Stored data
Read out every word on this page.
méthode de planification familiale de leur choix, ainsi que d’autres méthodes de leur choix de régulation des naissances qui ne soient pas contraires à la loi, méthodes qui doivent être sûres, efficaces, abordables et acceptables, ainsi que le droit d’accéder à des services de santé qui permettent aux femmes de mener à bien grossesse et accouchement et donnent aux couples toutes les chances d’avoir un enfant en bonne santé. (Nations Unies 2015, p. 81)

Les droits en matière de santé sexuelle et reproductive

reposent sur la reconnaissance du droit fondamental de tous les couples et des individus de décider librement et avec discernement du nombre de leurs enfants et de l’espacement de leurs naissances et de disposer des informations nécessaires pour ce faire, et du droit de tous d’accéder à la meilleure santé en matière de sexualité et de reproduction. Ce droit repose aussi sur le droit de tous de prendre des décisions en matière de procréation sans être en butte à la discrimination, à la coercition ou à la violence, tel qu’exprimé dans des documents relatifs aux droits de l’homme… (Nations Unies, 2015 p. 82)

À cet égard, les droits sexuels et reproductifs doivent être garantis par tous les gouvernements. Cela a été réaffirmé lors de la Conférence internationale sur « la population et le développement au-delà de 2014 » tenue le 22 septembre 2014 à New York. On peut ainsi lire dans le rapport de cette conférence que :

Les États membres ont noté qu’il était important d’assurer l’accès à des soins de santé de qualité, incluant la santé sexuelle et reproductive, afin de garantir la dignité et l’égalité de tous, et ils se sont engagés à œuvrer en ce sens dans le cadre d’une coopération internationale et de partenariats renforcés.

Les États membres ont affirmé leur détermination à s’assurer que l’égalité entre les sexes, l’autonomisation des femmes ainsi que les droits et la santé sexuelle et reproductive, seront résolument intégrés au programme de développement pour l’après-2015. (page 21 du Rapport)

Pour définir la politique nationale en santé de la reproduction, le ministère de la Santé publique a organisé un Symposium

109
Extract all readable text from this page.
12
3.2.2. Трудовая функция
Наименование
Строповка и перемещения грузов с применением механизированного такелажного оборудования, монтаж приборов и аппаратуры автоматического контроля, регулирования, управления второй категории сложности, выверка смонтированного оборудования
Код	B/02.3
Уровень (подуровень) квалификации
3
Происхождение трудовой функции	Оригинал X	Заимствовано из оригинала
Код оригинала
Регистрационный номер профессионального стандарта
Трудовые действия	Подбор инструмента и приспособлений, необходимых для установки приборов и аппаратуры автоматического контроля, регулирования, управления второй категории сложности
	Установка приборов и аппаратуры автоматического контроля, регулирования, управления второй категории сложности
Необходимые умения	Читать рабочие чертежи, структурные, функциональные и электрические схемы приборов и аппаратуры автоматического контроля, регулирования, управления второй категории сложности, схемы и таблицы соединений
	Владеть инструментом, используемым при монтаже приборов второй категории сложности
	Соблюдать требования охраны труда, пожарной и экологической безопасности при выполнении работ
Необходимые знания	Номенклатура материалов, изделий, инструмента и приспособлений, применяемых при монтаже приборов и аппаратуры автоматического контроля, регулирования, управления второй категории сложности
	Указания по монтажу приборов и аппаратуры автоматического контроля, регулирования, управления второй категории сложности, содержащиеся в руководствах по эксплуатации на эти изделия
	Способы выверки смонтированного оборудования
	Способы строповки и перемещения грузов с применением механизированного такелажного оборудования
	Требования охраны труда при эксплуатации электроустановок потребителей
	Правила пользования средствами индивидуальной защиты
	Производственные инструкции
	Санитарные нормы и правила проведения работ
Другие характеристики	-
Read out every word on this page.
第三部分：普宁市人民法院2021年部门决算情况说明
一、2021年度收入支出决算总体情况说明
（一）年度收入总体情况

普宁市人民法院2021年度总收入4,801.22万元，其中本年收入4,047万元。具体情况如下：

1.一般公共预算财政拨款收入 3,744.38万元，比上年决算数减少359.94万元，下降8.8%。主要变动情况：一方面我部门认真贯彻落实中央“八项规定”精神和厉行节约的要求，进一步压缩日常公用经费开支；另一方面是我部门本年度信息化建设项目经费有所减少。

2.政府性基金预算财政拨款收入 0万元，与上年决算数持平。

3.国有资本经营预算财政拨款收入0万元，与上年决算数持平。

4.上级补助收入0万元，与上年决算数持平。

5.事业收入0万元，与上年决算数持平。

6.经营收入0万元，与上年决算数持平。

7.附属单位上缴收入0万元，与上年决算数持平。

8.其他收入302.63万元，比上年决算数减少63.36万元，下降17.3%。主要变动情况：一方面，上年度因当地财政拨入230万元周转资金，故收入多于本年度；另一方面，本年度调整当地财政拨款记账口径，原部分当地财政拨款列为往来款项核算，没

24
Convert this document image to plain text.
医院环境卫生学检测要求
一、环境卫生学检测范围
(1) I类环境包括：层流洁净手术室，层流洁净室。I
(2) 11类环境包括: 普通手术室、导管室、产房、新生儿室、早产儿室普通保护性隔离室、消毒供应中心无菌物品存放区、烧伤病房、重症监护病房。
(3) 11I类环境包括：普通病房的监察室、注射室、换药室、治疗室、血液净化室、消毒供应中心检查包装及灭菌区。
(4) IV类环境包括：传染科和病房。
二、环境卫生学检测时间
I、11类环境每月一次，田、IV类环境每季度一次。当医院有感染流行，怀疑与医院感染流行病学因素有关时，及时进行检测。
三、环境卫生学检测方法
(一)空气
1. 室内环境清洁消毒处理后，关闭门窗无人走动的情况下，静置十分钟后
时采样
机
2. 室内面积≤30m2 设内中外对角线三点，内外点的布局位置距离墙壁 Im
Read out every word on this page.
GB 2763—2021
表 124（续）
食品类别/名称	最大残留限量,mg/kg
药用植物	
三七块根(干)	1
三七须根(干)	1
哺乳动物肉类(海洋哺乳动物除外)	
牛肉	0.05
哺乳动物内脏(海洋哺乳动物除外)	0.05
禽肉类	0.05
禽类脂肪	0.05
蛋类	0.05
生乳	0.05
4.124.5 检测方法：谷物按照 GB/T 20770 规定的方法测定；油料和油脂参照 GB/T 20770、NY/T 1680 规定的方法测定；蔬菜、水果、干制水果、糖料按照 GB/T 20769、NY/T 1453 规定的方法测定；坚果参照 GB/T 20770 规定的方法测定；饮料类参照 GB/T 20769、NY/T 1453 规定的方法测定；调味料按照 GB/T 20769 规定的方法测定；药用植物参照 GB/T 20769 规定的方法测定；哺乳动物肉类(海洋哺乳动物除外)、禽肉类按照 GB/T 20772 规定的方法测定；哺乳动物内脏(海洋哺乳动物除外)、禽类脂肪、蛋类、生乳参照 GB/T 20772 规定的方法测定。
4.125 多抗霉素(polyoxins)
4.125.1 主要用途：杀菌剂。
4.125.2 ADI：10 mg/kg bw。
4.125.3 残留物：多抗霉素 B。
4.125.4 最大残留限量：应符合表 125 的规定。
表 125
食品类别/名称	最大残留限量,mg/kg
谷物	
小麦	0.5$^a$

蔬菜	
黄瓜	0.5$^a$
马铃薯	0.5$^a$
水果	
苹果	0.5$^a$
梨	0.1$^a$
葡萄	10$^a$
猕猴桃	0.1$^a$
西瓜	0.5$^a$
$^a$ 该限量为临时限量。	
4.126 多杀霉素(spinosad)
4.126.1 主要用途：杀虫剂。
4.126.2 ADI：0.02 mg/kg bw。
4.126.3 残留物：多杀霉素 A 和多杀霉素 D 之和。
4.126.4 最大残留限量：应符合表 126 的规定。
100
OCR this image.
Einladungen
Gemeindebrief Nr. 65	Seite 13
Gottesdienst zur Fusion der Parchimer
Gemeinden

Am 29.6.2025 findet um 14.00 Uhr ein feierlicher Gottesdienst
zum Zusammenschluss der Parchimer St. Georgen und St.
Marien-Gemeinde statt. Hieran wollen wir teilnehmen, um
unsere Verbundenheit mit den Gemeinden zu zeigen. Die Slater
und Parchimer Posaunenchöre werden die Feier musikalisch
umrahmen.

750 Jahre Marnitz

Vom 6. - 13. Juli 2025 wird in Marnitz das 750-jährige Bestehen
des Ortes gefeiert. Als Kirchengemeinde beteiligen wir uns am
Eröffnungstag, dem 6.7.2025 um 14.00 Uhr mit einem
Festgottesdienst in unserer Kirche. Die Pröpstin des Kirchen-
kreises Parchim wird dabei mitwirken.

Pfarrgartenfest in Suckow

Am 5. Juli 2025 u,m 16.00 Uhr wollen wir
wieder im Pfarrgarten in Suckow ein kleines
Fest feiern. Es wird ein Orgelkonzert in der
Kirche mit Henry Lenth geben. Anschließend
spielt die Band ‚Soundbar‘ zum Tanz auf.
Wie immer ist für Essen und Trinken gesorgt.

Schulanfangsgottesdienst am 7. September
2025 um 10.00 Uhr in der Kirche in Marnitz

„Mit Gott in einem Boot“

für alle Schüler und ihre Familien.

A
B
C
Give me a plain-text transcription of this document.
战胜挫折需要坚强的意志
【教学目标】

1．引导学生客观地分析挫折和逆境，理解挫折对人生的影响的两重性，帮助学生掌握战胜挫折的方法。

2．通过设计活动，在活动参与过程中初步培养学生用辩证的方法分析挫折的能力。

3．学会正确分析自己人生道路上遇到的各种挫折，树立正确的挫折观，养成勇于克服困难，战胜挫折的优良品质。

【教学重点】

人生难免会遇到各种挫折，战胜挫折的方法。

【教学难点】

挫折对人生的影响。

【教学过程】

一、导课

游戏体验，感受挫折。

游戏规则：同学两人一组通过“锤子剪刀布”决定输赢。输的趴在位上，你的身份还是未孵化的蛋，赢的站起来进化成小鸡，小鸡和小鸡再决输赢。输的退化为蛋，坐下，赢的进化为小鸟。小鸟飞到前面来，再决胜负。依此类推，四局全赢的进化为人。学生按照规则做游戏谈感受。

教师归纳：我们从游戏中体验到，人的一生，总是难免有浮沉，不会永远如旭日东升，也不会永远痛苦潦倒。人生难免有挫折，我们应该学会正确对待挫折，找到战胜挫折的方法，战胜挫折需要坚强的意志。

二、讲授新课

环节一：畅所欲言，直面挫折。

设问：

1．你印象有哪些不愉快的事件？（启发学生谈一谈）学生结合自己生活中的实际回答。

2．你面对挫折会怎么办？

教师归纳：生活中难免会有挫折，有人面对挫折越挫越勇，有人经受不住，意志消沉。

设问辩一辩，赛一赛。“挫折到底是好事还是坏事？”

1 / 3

_The task_
Look over the material above and show each line where "Способы" appears.

_Task output_
	Способы выверки смонтированного оборудования
	Способы строповки и перемещения грузов с применением механизированного такелажного оборудования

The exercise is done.